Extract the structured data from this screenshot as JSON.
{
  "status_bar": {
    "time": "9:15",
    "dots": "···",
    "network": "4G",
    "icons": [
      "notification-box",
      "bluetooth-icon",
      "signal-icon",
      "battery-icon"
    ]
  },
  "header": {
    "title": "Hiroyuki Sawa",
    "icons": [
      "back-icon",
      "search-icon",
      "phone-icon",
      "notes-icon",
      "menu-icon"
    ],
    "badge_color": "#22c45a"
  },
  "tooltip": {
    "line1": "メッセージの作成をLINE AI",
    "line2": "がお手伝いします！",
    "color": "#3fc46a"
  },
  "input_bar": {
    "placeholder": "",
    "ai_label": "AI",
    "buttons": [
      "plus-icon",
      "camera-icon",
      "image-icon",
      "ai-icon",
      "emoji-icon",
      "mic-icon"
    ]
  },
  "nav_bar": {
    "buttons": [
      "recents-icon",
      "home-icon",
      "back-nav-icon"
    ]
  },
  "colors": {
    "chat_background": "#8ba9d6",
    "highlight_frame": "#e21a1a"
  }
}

(What you should do) Repeat every record, keeping each word and mark exactly as it is.

(Exercise solution)
Extract the structured data from this screenshot as JSON.
{
  "status_bar": {
    "time": "9:15",
    "dots": "···",
    "network": "4G",
    "icons": [
      "notification-box",
      "bluetooth-icon",
      "signal-icon",
      "battery-icon"
    ]
  },
  "header": {
    "title": "Hiroyuki Sawa",
    "icons": [
      "back-icon",
      "search-icon",
      "phone-icon",
      "notes-icon",
      "menu-icon"
    ],
    "badge_color": "#22c45a"
  },
  "tooltip": {
    "line1": "メッセージの作成をLINE AI",
    "line2": "がお手伝いします！",
    "color": "#3fc46a"
  },
  "input_bar": {
    "placeholder": "",
    "ai_label": "AI",
    "buttons": [
      "plus-icon",
      "camera-icon",
      "image-icon",
      "ai-icon",
      "emoji-icon",
      "mic-icon"
    ]
  },
  "nav_bar": {
    "buttons": [
      "recents-icon",
      "home-icon",
      "back-nav-icon"
    ]
  },
  "colors": {
    "chat_background": "#8ba9d6",
    "highlight_frame": "#e21a1a"
  }
}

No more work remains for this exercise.